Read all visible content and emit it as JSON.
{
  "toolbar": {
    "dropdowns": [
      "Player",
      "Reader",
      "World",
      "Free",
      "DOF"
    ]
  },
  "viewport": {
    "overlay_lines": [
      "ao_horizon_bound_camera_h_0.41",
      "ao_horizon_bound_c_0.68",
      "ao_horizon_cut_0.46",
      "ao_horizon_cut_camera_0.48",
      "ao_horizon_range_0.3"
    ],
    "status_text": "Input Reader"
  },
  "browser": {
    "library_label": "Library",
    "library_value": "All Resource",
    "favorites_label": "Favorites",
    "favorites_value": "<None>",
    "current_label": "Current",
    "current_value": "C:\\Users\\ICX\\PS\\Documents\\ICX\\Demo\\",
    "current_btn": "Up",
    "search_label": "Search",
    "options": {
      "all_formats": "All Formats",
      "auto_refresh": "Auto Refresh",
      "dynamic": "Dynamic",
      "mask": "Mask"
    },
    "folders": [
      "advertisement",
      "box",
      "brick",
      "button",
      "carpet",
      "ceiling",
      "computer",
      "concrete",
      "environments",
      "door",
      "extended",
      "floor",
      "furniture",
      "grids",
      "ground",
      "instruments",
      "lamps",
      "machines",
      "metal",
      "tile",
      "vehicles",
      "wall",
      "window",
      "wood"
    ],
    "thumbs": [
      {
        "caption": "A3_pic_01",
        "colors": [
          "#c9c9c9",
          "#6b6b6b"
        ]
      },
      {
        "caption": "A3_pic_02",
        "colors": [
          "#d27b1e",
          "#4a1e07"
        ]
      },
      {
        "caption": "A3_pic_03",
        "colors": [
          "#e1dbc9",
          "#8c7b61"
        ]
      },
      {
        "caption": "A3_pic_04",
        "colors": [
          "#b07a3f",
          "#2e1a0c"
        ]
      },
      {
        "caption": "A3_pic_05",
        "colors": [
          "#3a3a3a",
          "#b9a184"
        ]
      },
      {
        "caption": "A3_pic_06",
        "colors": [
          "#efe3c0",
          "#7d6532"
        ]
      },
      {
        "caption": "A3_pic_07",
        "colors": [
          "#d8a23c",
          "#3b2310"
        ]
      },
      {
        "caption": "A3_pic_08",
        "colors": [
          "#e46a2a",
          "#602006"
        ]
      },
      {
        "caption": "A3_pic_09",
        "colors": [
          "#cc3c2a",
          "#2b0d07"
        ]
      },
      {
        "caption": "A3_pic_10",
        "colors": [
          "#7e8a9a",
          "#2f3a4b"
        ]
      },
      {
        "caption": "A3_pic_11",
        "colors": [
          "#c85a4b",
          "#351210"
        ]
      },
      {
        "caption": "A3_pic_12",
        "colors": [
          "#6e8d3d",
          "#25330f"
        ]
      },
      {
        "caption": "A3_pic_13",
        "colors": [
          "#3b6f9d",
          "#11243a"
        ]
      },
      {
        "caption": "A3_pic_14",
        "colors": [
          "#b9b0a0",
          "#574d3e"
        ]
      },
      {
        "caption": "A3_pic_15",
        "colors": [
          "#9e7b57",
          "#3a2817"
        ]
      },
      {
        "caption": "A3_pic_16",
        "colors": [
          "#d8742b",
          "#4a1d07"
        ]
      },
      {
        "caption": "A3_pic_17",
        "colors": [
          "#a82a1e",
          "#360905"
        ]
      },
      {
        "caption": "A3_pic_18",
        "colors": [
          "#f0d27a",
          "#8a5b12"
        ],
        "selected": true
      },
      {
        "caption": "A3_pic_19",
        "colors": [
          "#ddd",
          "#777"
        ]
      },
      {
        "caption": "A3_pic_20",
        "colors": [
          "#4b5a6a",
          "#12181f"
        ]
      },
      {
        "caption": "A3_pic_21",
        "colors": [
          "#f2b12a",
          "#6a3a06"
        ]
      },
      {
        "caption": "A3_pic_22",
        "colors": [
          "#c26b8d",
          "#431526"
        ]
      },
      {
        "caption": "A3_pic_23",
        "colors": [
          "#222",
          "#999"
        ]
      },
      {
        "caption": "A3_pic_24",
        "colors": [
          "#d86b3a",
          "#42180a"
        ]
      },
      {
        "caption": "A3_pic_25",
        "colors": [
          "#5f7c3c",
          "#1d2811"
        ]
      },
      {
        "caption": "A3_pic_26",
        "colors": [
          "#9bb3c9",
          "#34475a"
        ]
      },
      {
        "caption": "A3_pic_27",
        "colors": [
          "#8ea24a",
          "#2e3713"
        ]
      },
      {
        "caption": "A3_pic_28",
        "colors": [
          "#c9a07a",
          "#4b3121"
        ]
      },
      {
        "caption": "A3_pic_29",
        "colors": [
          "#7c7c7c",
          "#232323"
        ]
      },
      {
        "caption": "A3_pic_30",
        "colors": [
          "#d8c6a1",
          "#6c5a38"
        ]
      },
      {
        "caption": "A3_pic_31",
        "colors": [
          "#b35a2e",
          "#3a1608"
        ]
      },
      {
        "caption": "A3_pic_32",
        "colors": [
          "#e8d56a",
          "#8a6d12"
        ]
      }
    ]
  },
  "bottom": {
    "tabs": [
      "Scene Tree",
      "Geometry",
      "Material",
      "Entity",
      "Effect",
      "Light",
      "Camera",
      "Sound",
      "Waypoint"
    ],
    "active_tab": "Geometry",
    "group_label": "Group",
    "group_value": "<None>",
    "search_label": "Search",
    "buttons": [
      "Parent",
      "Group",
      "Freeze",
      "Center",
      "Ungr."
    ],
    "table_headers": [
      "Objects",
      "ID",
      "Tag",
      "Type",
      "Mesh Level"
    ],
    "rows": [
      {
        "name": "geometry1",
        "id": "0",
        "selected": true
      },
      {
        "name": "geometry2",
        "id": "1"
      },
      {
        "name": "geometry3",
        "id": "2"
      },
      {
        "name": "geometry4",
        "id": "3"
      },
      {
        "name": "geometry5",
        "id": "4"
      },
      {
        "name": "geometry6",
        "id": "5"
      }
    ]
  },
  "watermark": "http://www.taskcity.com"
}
┄┄┄┄┄┄
• **Challenge**
Transcribe the material above word for word.

• **Output**
Read all visible content and emit it as JSON.
{
  "toolbar": {
    "dropdowns": [
      "Player",
      "Reader",
      "World",
      "Free",
      "DOF"
    ]
  },
  "viewport": {
    "overlay_lines": [
      "ao_horizon_bound_camera_h_0.41",
      "ao_horizon_bound_c_0.68",
      "ao_horizon_cut_0.46",
      "ao_horizon_cut_camera_0.48",
      "ao_horizon_range_0.3"
    ],
    "status_text": "Input Reader"
  },
  "browser": {
    "library_label": "Library",
    "library_value": "All Resource",
    "favorites_label": "Favorites",
    "favorites_value": "<None>",
    "current_label": "Current",
    "current_value": "C:\\Users\\ICX\\PS\\Documents\\ICX\\Demo\\",
    "current_btn": "Up",
    "search_label": "Search",
    "options": {
      "all_formats": "All Formats",
      "auto_refresh": "Auto Refresh",
      "dynamic": "Dynamic",
      "mask": "Mask"
    },
    "folders": [
      "advertisement",
      "box",
      "brick",
      "button",
      "carpet",
      "ceiling",
      "computer",
      "concrete",
      "environments",
      "door",
      "extended",
      "floor",
      "furniture",
      "grids",
      "ground",
      "instruments",
      "lamps",
      "machines",
      "metal",
      "tile",
      "vehicles",
      "wall",
      "window",
      "wood"
    ],
    "thumbs": [
      {
        "caption": "A3_pic_01",
        "colors": [
          "#c9c9c9",
          "#6b6b6b"
        ]
      },
      {
        "caption": "A3_pic_02",
        "colors": [
          "#d27b1e",
          "#4a1e07"
        ]
      },
      {
        "caption": "A3_pic_03",
        "colors": [
          "#e1dbc9",
          "#8c7b61"
        ]
      },
      {
        "caption": "A3_pic_04",
        "colors": [
          "#b07a3f",
          "#2e1a0c"
        ]
      },
      {
        "caption": "A3_pic_05",
        "colors": [
          "#3a3a3a",
          "#b9a184"
        ]
      },
      {
        "caption": "A3_pic_06",
        "colors": [
          "#efe3c0",
          "#7d6532"
        ]
      },
      {
        "caption": "A3_pic_07",
        "colors": [
          "#d8a23c",
          "#3b2310"
        ]
      },
      {
        "caption": "A3_pic_08",
        "colors": [
          "#e46a2a",
          "#602006"
        ]
      },
      {
        "caption": "A3_pic_09",
        "colors": [
          "#cc3c2a",
          "#2b0d07"
        ]
      },
      {
        "caption": "A3_pic_10",
        "colors": [
          "#7e8a9a",
          "#2f3a4b"
        ]
      },
      {
        "caption": "A3_pic_11",
        "colors": [
          "#c85a4b",
          "#351210"
        ]
      },
      {
        "caption": "A3_pic_12",
        "colors": [
          "#6e8d3d",
          "#25330f"
        ]
      },
      {
        "caption": "A3_pic_13",
        "colors": [
          "#3b6f9d",
          "#11243a"
        ]
      },
      {
        "caption": "A3_pic_14",
        "colors": [
          "#b9b0a0",
          "#574d3e"
        ]
      },
      {
        "caption": "A3_pic_15",
        "colors": [
          "#9e7b57",
          "#3a2817"
        ]
      },
      {
        "caption": "A3_pic_16",
        "colors": [
          "#d8742b",
          "#4a1d07"
        ]
      },
      {
        "caption": "A3_pic_17",
        "colors": [
          "#a82a1e",
          "#360905"
        ]
      },
      {
        "caption": "A3_pic_18",
        "colors": [
          "#f0d27a",
          "#8a5b12"
        ],
        "selected": true
      },
      {
        "caption": "A3_pic_19",
        "colors": [
          "#ddd",
          "#777"
        ]
      },
      {
        "caption": "A3_pic_20",
        "colors": [
          "#4b5a6a",
          "#12181f"
        ]
      },
      {
        "caption": "A3_pic_21",
        "colors": [
          "#f2b12a",
          "#6a3a06"
        ]
      },
      {
        "caption": "A3_pic_22",
        "colors": [
          "#c26b8d",
          "#431526"
        ]
      },
      {
        "caption": "A3_pic_23",
        "colors": [
          "#222",
          "#999"
        ]
      },
      {
        "caption": "A3_pic_24",
        "colors": [
          "#d86b3a",
          "#42180a"
        ]
      },
      {
        "caption": "A3_pic_25",
        "colors": [
          "#5f7c3c",
          "#1d2811"
        ]
      },
      {
        "caption": "A3_pic_26",
        "colors": [
          "#9bb3c9",
          "#34475a"
        ]
      },
      {
        "caption": "A3_pic_27",
        "colors": [
          "#8ea24a",
          "#2e3713"
        ]
      },
      {
        "caption": "A3_pic_28",
        "colors": [
          "#c9a07a",
          "#4b3121"
        ]
      },
      {
        "caption": "A3_pic_29",
        "colors": [
          "#7c7c7c",
          "#232323"
        ]
      },
      {
        "caption": "A3_pic_30",
        "colors": [
          "#d8c6a1",
          "#6c5a38"
        ]
      },
      {
        "caption": "A3_pic_31",
        "colors": [
          "#b35a2e",
          "#3a1608"
        ]
      },
      {
        "caption": "A3_pic_32",
        "colors": [
          "#e8d56a",
          "#8a6d12"
        ]
      }
    ]
  },
  "bottom": {
    "tabs": [
      "Scene Tree",
      "Geometry",
      "Material",
      "Entity",
      "Effect",
      "Light",
      "Camera",
      "Sound",
      "Waypoint"
    ],
    "active_tab": "Geometry",
    "group_label": "Group",
    "group_value": "<None>",
    "search_label": "Search",
    "buttons": [
      "Parent",
      "Group",
      "Freeze",
      "Center",
      "Ungr."
    ],
    "table_headers": [
      "Objects",
      "ID",
      "Tag",
      "Type",
      "Mesh Level"
    ],
    "rows": [
      {
        "name": "geometry1",
        "id": "0",
        "selected": true
      },
      {
        "name": "geometry2",
        "id": "1"
      },
      {
        "name": "geometry3",
        "id": "2"
      },
      {
        "name": "geometry4",
        "id": "3"
      },
      {
        "name": "geometry5",
        "id": "4"
      },
      {
        "name": "geometry6",
        "id": "5"
      }
    ]
  },
  "watermark": "http://www.taskcity.com"
}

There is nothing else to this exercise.